### RECORDS FOR THIS EXERCISE
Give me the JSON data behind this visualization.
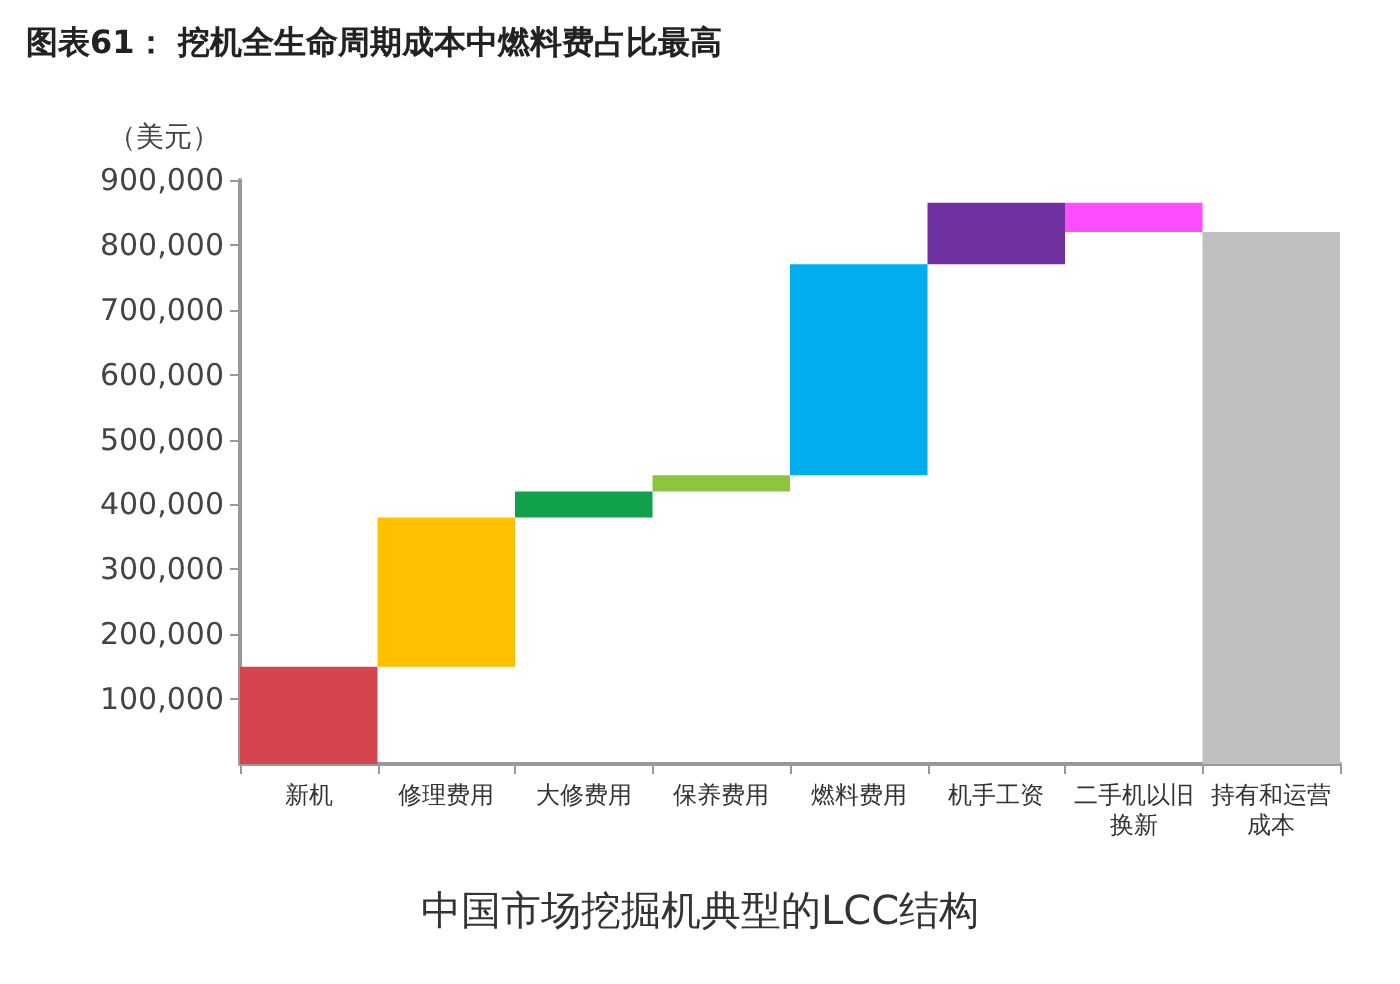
{
  "chart_data": {
    "type": "bar",
    "title": "图表61： 挖机全生命周期成本中燃料费占比最高",
    "subtitle": "中国市场挖掘机典型的LCC结构",
    "ylabel": "（美元）",
    "categories": [
      "新机",
      "修理费用",
      "大修费用",
      "保养费用",
      "燃料费用",
      "机手工资",
      "二手机以旧换新",
      "持有和运营成本"
    ],
    "values": [
      150000,
      230000,
      40000,
      25000,
      325000,
      95000,
      -45000,
      820000
    ],
    "base": [
      0,
      150000,
      380000,
      420000,
      445000,
      770000,
      865000,
      0
    ],
    "colors": [
      "#d5444f",
      "#ffc000",
      "#11a14a",
      "#8cc63f",
      "#00aeef",
      "#7030a0",
      "#ff4dff",
      "#bfbfbf"
    ],
    "ylim": [
      0,
      900000
    ],
    "yticks": [
      {
        "value": 100000,
        "label": "100,000"
      },
      {
        "value": 200000,
        "label": "200,000"
      },
      {
        "value": 300000,
        "label": "300,000"
      },
      {
        "value": 400000,
        "label": "400,000"
      },
      {
        "value": 500000,
        "label": "500,000"
      },
      {
        "value": 600000,
        "label": "600,000"
      },
      {
        "value": 700000,
        "label": "700,000"
      },
      {
        "value": 800000,
        "label": "800,000"
      },
      {
        "value": 900000,
        "label": "900,000"
      }
    ],
    "grid": false
  }
}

### DESCRIPTION OF THE TASK
Write out the material above again, word for word, minus its pictures.

### RESPONSE FOR THIS EXERCISE
Give me the JSON data behind this visualization.
{
  "chart_data": {
    "type": "bar",
    "title": "图表61： 挖机全生命周期成本中燃料费占比最高",
    "subtitle": "中国市场挖掘机典型的LCC结构",
    "ylabel": "（美元）",
    "categories": [
      "新机",
      "修理费用",
      "大修费用",
      "保养费用",
      "燃料费用",
      "机手工资",
      "二手机以旧换新",
      "持有和运营成本"
    ],
    "values": [
      150000,
      230000,
      40000,
      25000,
      325000,
      95000,
      -45000,
      820000
    ],
    "base": [
      0,
      150000,
      380000,
      420000,
      445000,
      770000,
      865000,
      0
    ],
    "colors": [
      "#d5444f",
      "#ffc000",
      "#11a14a",
      "#8cc63f",
      "#00aeef",
      "#7030a0",
      "#ff4dff",
      "#bfbfbf"
    ],
    "ylim": [
      0,
      900000
    ],
    "yticks": [
      {
        "value": 100000,
        "label": "100,000"
      },
      {
        "value": 200000,
        "label": "200,000"
      },
      {
        "value": 300000,
        "label": "300,000"
      },
      {
        "value": 400000,
        "label": "400,000"
      },
      {
        "value": 500000,
        "label": "500,000"
      },
      {
        "value": 600000,
        "label": "600,000"
      },
      {
        "value": 700000,
        "label": "700,000"
      },
      {
        "value": 800000,
        "label": "800,000"
      },
      {
        "value": 900000,
        "label": "900,000"
      }
    ],
    "grid": false
  }
}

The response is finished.